Transcribe the records in full, keeping every character as it is.

Stored records:

-- begin --

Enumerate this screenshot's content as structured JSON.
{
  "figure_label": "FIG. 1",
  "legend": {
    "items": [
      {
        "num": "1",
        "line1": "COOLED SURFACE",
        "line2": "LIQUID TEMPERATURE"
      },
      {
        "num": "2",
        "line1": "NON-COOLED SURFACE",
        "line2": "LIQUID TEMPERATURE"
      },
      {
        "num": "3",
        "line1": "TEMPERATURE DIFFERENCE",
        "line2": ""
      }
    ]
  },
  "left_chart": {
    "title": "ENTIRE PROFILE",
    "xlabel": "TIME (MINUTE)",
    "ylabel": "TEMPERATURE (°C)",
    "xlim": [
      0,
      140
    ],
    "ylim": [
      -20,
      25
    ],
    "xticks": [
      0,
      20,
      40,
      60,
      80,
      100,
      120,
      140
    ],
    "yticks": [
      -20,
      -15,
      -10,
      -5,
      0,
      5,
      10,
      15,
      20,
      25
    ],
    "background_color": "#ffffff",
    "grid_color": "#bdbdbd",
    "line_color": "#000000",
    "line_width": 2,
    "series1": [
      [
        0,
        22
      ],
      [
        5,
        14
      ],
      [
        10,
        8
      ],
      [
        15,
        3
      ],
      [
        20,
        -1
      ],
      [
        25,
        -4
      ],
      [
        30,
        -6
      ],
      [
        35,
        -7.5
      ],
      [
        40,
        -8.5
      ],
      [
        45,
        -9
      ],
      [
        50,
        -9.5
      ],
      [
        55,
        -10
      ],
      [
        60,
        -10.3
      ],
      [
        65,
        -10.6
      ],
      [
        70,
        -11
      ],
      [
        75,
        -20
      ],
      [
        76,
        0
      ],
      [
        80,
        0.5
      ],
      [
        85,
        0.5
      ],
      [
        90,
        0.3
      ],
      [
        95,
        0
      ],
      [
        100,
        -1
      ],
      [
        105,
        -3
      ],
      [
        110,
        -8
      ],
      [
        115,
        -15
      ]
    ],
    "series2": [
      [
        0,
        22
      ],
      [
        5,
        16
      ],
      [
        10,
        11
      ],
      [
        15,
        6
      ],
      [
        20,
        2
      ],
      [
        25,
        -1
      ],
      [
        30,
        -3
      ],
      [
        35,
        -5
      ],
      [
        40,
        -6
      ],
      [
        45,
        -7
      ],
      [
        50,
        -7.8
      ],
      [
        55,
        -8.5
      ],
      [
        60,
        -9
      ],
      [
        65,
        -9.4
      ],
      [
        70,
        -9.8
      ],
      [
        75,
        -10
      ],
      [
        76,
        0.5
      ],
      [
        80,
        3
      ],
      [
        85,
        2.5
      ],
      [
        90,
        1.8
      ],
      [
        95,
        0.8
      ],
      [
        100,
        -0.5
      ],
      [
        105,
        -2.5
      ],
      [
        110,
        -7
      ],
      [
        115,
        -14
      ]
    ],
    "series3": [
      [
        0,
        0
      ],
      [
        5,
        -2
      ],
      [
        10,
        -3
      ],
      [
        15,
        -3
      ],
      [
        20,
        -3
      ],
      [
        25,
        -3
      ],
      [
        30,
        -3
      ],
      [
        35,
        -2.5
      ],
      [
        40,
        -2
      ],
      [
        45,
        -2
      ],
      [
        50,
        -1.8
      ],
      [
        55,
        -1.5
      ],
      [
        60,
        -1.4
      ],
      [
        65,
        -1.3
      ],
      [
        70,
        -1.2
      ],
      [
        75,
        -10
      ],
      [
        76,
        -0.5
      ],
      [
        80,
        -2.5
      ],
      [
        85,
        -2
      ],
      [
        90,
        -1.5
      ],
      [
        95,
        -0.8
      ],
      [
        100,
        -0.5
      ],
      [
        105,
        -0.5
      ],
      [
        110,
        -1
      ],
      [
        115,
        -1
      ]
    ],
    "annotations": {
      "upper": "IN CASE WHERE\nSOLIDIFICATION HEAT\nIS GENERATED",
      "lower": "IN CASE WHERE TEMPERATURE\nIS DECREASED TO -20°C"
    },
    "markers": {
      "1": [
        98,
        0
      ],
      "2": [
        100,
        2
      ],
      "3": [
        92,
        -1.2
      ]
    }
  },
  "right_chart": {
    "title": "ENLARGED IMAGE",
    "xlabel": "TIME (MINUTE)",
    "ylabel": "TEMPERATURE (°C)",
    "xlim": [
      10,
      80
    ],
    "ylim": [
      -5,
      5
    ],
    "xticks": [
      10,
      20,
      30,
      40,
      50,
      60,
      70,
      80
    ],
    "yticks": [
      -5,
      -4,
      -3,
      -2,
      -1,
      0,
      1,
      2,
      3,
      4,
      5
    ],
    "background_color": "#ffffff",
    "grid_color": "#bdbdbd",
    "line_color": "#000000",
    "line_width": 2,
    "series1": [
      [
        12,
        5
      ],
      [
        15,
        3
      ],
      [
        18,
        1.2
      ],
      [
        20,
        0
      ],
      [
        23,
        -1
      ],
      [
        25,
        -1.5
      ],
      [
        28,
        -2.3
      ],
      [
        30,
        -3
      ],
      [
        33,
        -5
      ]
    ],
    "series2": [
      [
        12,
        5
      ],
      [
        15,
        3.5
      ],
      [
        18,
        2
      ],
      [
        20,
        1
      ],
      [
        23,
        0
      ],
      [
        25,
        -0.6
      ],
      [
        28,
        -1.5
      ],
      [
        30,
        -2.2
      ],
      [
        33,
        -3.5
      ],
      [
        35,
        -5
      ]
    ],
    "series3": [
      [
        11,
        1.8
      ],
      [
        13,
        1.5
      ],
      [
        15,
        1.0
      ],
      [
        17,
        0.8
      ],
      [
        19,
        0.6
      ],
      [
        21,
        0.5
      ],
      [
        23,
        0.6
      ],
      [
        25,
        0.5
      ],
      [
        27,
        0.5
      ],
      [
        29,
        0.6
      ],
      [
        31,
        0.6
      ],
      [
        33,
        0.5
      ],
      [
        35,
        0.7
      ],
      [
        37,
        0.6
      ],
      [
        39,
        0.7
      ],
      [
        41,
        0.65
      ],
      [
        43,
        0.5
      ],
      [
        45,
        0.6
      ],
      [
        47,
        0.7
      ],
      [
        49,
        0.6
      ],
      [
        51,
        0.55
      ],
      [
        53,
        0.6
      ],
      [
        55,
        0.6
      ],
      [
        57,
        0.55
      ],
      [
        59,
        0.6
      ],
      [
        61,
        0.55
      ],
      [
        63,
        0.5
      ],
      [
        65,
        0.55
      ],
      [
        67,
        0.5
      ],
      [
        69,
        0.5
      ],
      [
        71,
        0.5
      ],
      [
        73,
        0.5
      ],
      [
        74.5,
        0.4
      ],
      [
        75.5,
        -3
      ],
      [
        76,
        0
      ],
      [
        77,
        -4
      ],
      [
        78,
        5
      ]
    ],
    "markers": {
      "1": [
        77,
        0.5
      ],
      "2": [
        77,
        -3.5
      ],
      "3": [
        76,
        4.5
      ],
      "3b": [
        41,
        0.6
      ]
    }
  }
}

-- end --

# Correct response
Enumerate this screenshot's content as structured JSON.
{
  "figure_label": "FIG. 1",
  "legend": {
    "items": [
      {
        "num": "1",
        "line1": "COOLED SURFACE",
        "line2": "LIQUID TEMPERATURE"
      },
      {
        "num": "2",
        "line1": "NON-COOLED SURFACE",
        "line2": "LIQUID TEMPERATURE"
      },
      {
        "num": "3",
        "line1": "TEMPERATURE DIFFERENCE",
        "line2": ""
      }
    ]
  },
  "left_chart": {
    "title": "ENTIRE PROFILE",
    "xlabel": "TIME (MINUTE)",
    "ylabel": "TEMPERATURE (°C)",
    "xlim": [
      0,
      140
    ],
    "ylim": [
      -20,
      25
    ],
    "xticks": [
      0,
      20,
      40,
      60,
      80,
      100,
      120,
      140
    ],
    "yticks": [
      -20,
      -15,
      -10,
      -5,
      0,
      5,
      10,
      15,
      20,
      25
    ],
    "background_color": "#ffffff",
    "grid_color": "#bdbdbd",
    "line_color": "#000000",
    "line_width": 2,
    "series1": [
      [
        0,
        22
      ],
      [
        5,
        14
      ],
      [
        10,
        8
      ],
      [
        15,
        3
      ],
      [
        20,
        -1
      ],
      [
        25,
        -4
      ],
      [
        30,
        -6
      ],
      [
        35,
        -7.5
      ],
      [
        40,
        -8.5
      ],
      [
        45,
        -9
      ],
      [
        50,
        -9.5
      ],
      [
        55,
        -10
      ],
      [
        60,
        -10.3
      ],
      [
        65,
        -10.6
      ],
      [
        70,
        -11
      ],
      [
        75,
        -20
      ],
      [
        76,
        0
      ],
      [
        80,
        0.5
      ],
      [
        85,
        0.5
      ],
      [
        90,
        0.3
      ],
      [
        95,
        0
      ],
      [
        100,
        -1
      ],
      [
        105,
        -3
      ],
      [
        110,
        -8
      ],
      [
        115,
        -15
      ]
    ],
    "series2": [
      [
        0,
        22
      ],
      [
        5,
        16
      ],
      [
        10,
        11
      ],
      [
        15,
        6
      ],
      [
        20,
        2
      ],
      [
        25,
        -1
      ],
      [
        30,
        -3
      ],
      [
        35,
        -5
      ],
      [
        40,
        -6
      ],
      [
        45,
        -7
      ],
      [
        50,
        -7.8
      ],
      [
        55,
        -8.5
      ],
      [
        60,
        -9
      ],
      [
        65,
        -9.4
      ],
      [
        70,
        -9.8
      ],
      [
        75,
        -10
      ],
      [
        76,
        0.5
      ],
      [
        80,
        3
      ],
      [
        85,
        2.5
      ],
      [
        90,
        1.8
      ],
      [
        95,
        0.8
      ],
      [
        100,
        -0.5
      ],
      [
        105,
        -2.5
      ],
      [
        110,
        -7
      ],
      [
        115,
        -14
      ]
    ],
    "series3": [
      [
        0,
        0
      ],
      [
        5,
        -2
      ],
      [
        10,
        -3
      ],
      [
        15,
        -3
      ],
      [
        20,
        -3
      ],
      [
        25,
        -3
      ],
      [
        30,
        -3
      ],
      [
        35,
        -2.5
      ],
      [
        40,
        -2
      ],
      [
        45,
        -2
      ],
      [
        50,
        -1.8
      ],
      [
        55,
        -1.5
      ],
      [
        60,
        -1.4
      ],
      [
        65,
        -1.3
      ],
      [
        70,
        -1.2
      ],
      [
        75,
        -10
      ],
      [
        76,
        -0.5
      ],
      [
        80,
        -2.5
      ],
      [
        85,
        -2
      ],
      [
        90,
        -1.5
      ],
      [
        95,
        -0.8
      ],
      [
        100,
        -0.5
      ],
      [
        105,
        -0.5
      ],
      [
        110,
        -1
      ],
      [
        115,
        -1
      ]
    ],
    "annotations": {
      "upper": "IN CASE WHERE\nSOLIDIFICATION HEAT\nIS GENERATED",
      "lower": "IN CASE WHERE TEMPERATURE\nIS DECREASED TO -20°C"
    },
    "markers": {
      "1": [
        98,
        0
      ],
      "2": [
        100,
        2
      ],
      "3": [
        92,
        -1.2
      ]
    }
  },
  "right_chart": {
    "title": "ENLARGED IMAGE",
    "xlabel": "TIME (MINUTE)",
    "ylabel": "TEMPERATURE (°C)",
    "xlim": [
      10,
      80
    ],
    "ylim": [
      -5,
      5
    ],
    "xticks": [
      10,
      20,
      30,
      40,
      50,
      60,
      70,
      80
    ],
    "yticks": [
      -5,
      -4,
      -3,
      -2,
      -1,
      0,
      1,
      2,
      3,
      4,
      5
    ],
    "background_color": "#ffffff",
    "grid_color": "#bdbdbd",
    "line_color": "#000000",
    "line_width": 2,
    "series1": [
      [
        12,
        5
      ],
      [
        15,
        3
      ],
      [
        18,
        1.2
      ],
      [
        20,
        0
      ],
      [
        23,
        -1
      ],
      [
        25,
        -1.5
      ],
      [
        28,
        -2.3
      ],
      [
        30,
        -3
      ],
      [
        33,
        -5
      ]
    ],
    "series2": [
      [
        12,
        5
      ],
      [
        15,
        3.5
      ],
      [
        18,
        2
      ],
      [
        20,
        1
      ],
      [
        23,
        0
      ],
      [
        25,
        -0.6
      ],
      [
        28,
        -1.5
      ],
      [
        30,
        -2.2
      ],
      [
        33,
        -3.5
      ],
      [
        35,
        -5
      ]
    ],
    "series3": [
      [
        11,
        1.8
      ],
      [
        13,
        1.5
      ],
      [
        15,
        1.0
      ],
      [
        17,
        0.8
      ],
      [
        19,
        0.6
      ],
      [
        21,
        0.5
      ],
      [
        23,
        0.6
      ],
      [
        25,
        0.5
      ],
      [
        27,
        0.5
      ],
      [
        29,
        0.6
      ],
      [
        31,
        0.6
      ],
      [
        33,
        0.5
      ],
      [
        35,
        0.7
      ],
      [
        37,
        0.6
      ],
      [
        39,
        0.7
      ],
      [
        41,
        0.65
      ],
      [
        43,
        0.5
      ],
      [
        45,
        0.6
      ],
      [
        47,
        0.7
      ],
      [
        49,
        0.6
      ],
      [
        51,
        0.55
      ],
      [
        53,
        0.6
      ],
      [
        55,
        0.6
      ],
      [
        57,
        0.55
      ],
      [
        59,
        0.6
      ],
      [
        61,
        0.55
      ],
      [
        63,
        0.5
      ],
      [
        65,
        0.55
      ],
      [
        67,
        0.5
      ],
      [
        69,
        0.5
      ],
      [
        71,
        0.5
      ],
      [
        73,
        0.5
      ],
      [
        74.5,
        0.4
      ],
      [
        75.5,
        -3
      ],
      [
        76,
        0
      ],
      [
        77,
        -4
      ],
      [
        78,
        5
      ]
    ],
    "markers": {
      "1": [
        77,
        0.5
      ],
      "2": [
        77,
        -3.5
      ],
      "3": [
        76,
        4.5
      ],
      "3b": [
        41,
        0.6
      ]
    }
  }
}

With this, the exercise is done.